Write out the data below exactly as given, without any of its pictures.

········

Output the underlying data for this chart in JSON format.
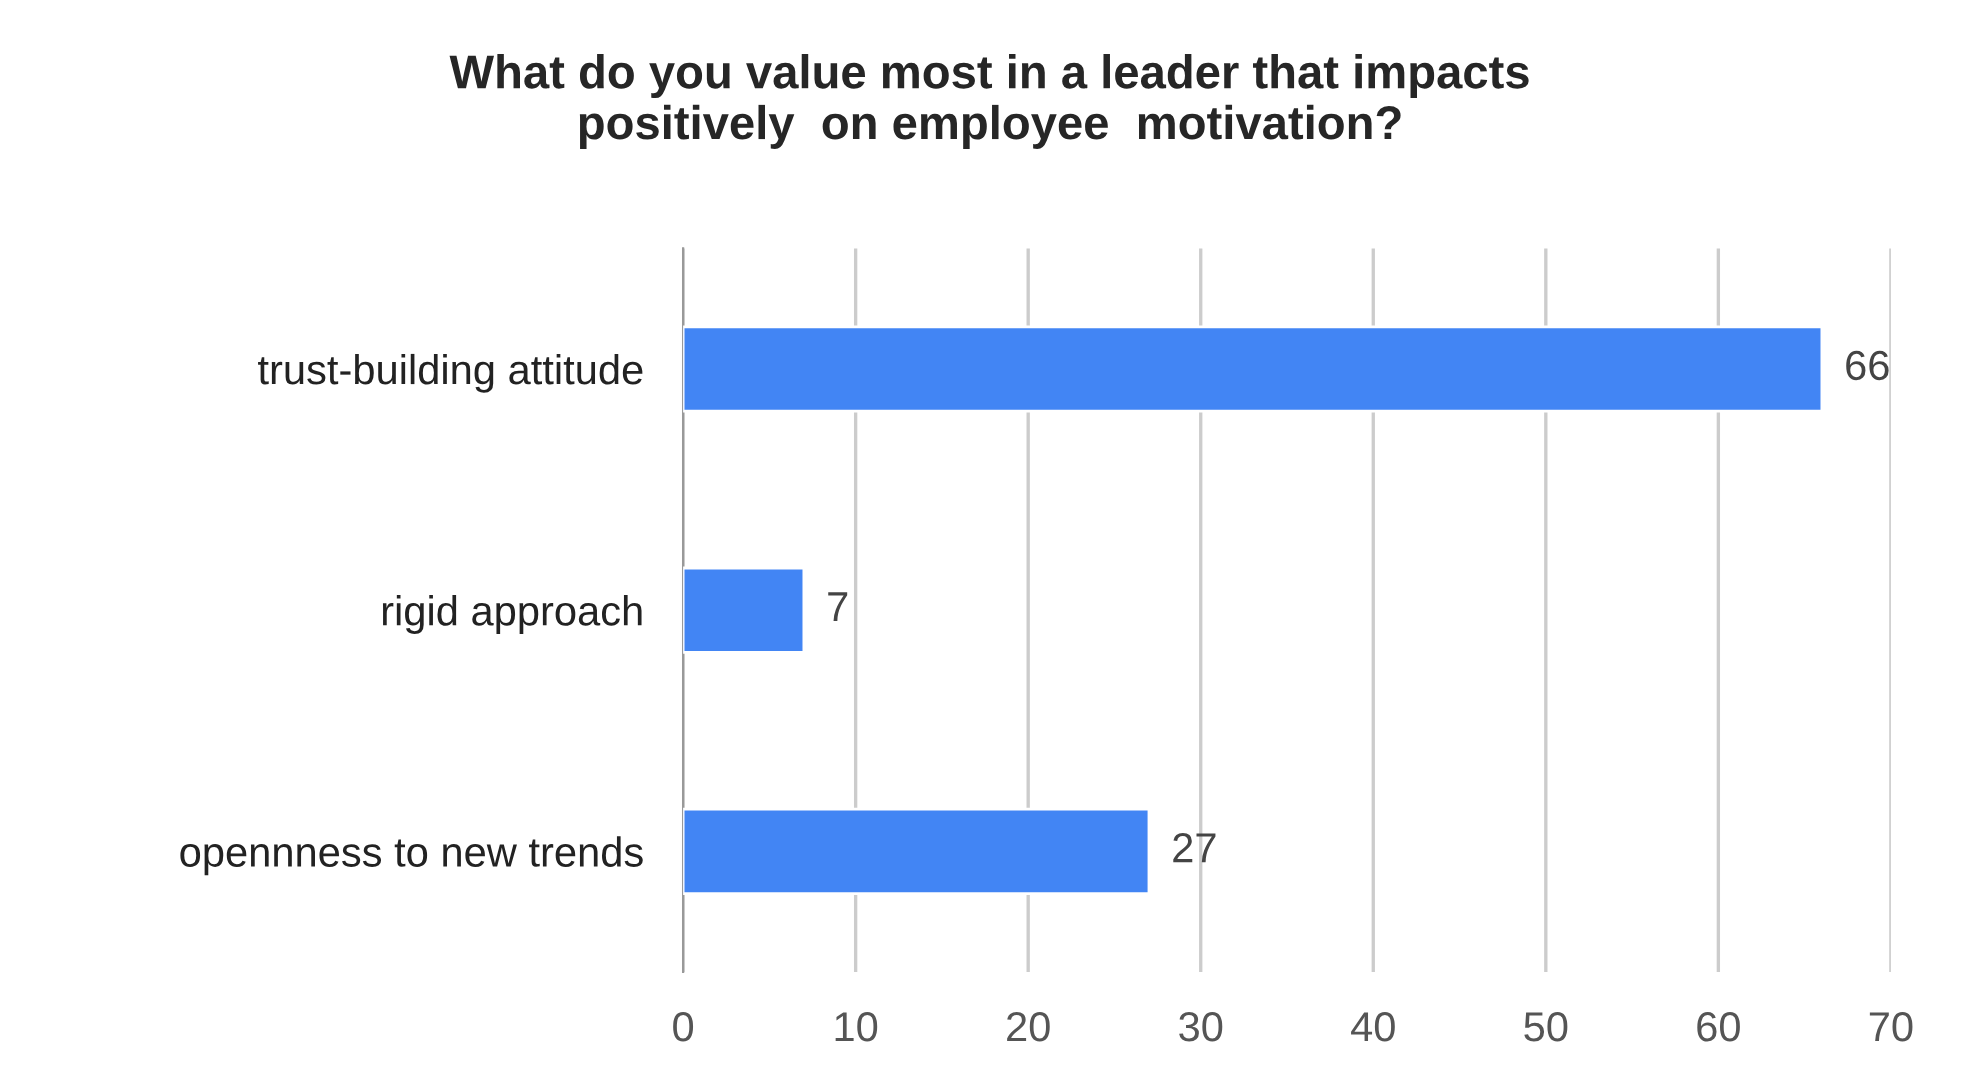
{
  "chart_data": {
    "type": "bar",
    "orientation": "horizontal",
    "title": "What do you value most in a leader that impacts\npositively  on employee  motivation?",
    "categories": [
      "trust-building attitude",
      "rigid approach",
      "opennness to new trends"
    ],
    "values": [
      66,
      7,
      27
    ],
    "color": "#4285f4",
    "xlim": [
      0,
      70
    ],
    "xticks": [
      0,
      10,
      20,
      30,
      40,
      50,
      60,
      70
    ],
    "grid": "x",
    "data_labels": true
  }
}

········

* **Problem solution**
Output the underlying data for this chart in JSON format.
{
  "chart_data": {
    "type": "bar",
    "orientation": "horizontal",
    "title": "What do you value most in a leader that impacts\npositively  on employee  motivation?",
    "categories": [
      "trust-building attitude",
      "rigid approach",
      "opennness to new trends"
    ],
    "values": [
      66,
      7,
      27
    ],
    "color": "#4285f4",
    "xlim": [
      0,
      70
    ],
    "xticks": [
      0,
      10,
      20,
      30,
      40,
      50,
      60,
      70
    ],
    "grid": "x",
    "data_labels": true
  }
}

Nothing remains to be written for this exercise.